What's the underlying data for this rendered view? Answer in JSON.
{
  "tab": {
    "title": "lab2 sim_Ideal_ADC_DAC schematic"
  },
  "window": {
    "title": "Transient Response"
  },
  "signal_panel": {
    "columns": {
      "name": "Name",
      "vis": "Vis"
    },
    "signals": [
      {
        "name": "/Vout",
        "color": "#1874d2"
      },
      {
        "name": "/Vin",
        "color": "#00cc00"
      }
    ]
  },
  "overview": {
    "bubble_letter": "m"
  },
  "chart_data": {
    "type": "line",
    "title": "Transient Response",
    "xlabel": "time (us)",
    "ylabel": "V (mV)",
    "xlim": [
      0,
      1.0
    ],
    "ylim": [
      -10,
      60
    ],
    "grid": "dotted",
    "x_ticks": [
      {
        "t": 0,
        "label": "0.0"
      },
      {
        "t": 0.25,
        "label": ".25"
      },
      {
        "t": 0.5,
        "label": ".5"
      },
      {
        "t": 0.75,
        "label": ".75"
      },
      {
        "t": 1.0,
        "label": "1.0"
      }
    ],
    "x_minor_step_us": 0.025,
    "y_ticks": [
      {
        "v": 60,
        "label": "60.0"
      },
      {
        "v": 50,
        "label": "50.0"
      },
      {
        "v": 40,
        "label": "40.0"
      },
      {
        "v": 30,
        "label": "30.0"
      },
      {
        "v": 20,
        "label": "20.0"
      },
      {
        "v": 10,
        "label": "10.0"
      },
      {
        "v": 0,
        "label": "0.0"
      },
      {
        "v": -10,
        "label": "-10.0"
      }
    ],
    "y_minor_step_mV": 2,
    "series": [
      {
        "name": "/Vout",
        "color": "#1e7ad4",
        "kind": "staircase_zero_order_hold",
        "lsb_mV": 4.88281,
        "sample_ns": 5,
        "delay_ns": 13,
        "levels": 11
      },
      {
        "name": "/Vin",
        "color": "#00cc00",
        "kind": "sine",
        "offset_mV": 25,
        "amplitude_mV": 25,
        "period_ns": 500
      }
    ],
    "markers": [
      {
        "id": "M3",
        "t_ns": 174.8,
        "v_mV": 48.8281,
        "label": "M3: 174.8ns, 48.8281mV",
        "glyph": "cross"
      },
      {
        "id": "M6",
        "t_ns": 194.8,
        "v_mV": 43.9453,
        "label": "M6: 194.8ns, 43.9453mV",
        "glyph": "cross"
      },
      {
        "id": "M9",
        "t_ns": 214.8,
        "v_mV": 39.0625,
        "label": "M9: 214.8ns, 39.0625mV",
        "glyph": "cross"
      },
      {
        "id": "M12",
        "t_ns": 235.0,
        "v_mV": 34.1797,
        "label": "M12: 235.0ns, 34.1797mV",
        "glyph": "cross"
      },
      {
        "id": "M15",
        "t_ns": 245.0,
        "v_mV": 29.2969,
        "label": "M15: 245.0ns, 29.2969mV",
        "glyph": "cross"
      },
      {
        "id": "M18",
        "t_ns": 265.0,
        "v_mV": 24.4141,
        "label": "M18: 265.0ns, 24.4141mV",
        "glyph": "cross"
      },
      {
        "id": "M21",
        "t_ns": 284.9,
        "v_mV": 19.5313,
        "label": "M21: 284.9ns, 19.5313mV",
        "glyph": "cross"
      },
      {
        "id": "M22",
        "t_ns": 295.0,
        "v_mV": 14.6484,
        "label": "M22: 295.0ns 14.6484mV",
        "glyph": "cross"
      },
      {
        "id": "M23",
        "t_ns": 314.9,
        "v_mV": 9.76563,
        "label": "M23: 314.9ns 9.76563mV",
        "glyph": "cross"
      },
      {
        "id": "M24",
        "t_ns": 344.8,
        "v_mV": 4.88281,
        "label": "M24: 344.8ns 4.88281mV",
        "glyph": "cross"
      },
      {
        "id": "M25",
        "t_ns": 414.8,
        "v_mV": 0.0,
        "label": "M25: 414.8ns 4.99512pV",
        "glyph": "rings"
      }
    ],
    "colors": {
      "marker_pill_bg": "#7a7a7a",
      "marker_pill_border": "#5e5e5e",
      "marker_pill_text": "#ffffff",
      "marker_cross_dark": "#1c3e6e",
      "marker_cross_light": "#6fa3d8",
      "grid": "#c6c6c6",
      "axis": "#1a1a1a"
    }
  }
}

══════════════════════════════

Transcribe all of the entries without altering anything.

=== Exercise output ===
What's the underlying data for this rendered view? Answer in JSON.
{
  "tab": {
    "title": "lab2 sim_Ideal_ADC_DAC schematic"
  },
  "window": {
    "title": "Transient Response"
  },
  "signal_panel": {
    "columns": {
      "name": "Name",
      "vis": "Vis"
    },
    "signals": [
      {
        "name": "/Vout",
        "color": "#1874d2"
      },
      {
        "name": "/Vin",
        "color": "#00cc00"
      }
    ]
  },
  "overview": {
    "bubble_letter": "m"
  },
  "chart_data": {
    "type": "line",
    "title": "Transient Response",
    "xlabel": "time (us)",
    "ylabel": "V (mV)",
    "xlim": [
      0,
      1.0
    ],
    "ylim": [
      -10,
      60
    ],
    "grid": "dotted",
    "x_ticks": [
      {
        "t": 0,
        "label": "0.0"
      },
      {
        "t": 0.25,
        "label": ".25"
      },
      {
        "t": 0.5,
        "label": ".5"
      },
      {
        "t": 0.75,
        "label": ".75"
      },
      {
        "t": 1.0,
        "label": "1.0"
      }
    ],
    "x_minor_step_us": 0.025,
    "y_ticks": [
      {
        "v": 60,
        "label": "60.0"
      },
      {
        "v": 50,
        "label": "50.0"
      },
      {
        "v": 40,
        "label": "40.0"
      },
      {
        "v": 30,
        "label": "30.0"
      },
      {
        "v": 20,
        "label": "20.0"
      },
      {
        "v": 10,
        "label": "10.0"
      },
      {
        "v": 0,
        "label": "0.0"
      },
      {
        "v": -10,
        "label": "-10.0"
      }
    ],
    "y_minor_step_mV": 2,
    "series": [
      {
        "name": "/Vout",
        "color": "#1e7ad4",
        "kind": "staircase_zero_order_hold",
        "lsb_mV": 4.88281,
        "sample_ns": 5,
        "delay_ns": 13,
        "levels": 11
      },
      {
        "name": "/Vin",
        "color": "#00cc00",
        "kind": "sine",
        "offset_mV": 25,
        "amplitude_mV": 25,
        "period_ns": 500
      }
    ],
    "markers": [
      {
        "id": "M3",
        "t_ns": 174.8,
        "v_mV": 48.8281,
        "label": "M3: 174.8ns, 48.8281mV",
        "glyph": "cross"
      },
      {
        "id": "M6",
        "t_ns": 194.8,
        "v_mV": 43.9453,
        "label": "M6: 194.8ns, 43.9453mV",
        "glyph": "cross"
      },
      {
        "id": "M9",
        "t_ns": 214.8,
        "v_mV": 39.0625,
        "label": "M9: 214.8ns, 39.0625mV",
        "glyph": "cross"
      },
      {
        "id": "M12",
        "t_ns": 235.0,
        "v_mV": 34.1797,
        "label": "M12: 235.0ns, 34.1797mV",
        "glyph": "cross"
      },
      {
        "id": "M15",
        "t_ns": 245.0,
        "v_mV": 29.2969,
        "label": "M15: 245.0ns, 29.2969mV",
        "glyph": "cross"
      },
      {
        "id": "M18",
        "t_ns": 265.0,
        "v_mV": 24.4141,
        "label": "M18: 265.0ns, 24.4141mV",
        "glyph": "cross"
      },
      {
        "id": "M21",
        "t_ns": 284.9,
        "v_mV": 19.5313,
        "label": "M21: 284.9ns, 19.5313mV",
        "glyph": "cross"
      },
      {
        "id": "M22",
        "t_ns": 295.0,
        "v_mV": 14.6484,
        "label": "M22: 295.0ns 14.6484mV",
        "glyph": "cross"
      },
      {
        "id": "M23",
        "t_ns": 314.9,
        "v_mV": 9.76563,
        "label": "M23: 314.9ns 9.76563mV",
        "glyph": "cross"
      },
      {
        "id": "M24",
        "t_ns": 344.8,
        "v_mV": 4.88281,
        "label": "M24: 344.8ns 4.88281mV",
        "glyph": "cross"
      },
      {
        "id": "M25",
        "t_ns": 414.8,
        "v_mV": 0.0,
        "label": "M25: 414.8ns 4.99512pV",
        "glyph": "rings"
      }
    ],
    "colors": {
      "marker_pill_bg": "#7a7a7a",
      "marker_pill_border": "#5e5e5e",
      "marker_pill_text": "#ffffff",
      "marker_cross_dark": "#1c3e6e",
      "marker_cross_light": "#6fa3d8",
      "grid": "#c6c6c6",
      "axis": "#1a1a1a"
    }
  }
}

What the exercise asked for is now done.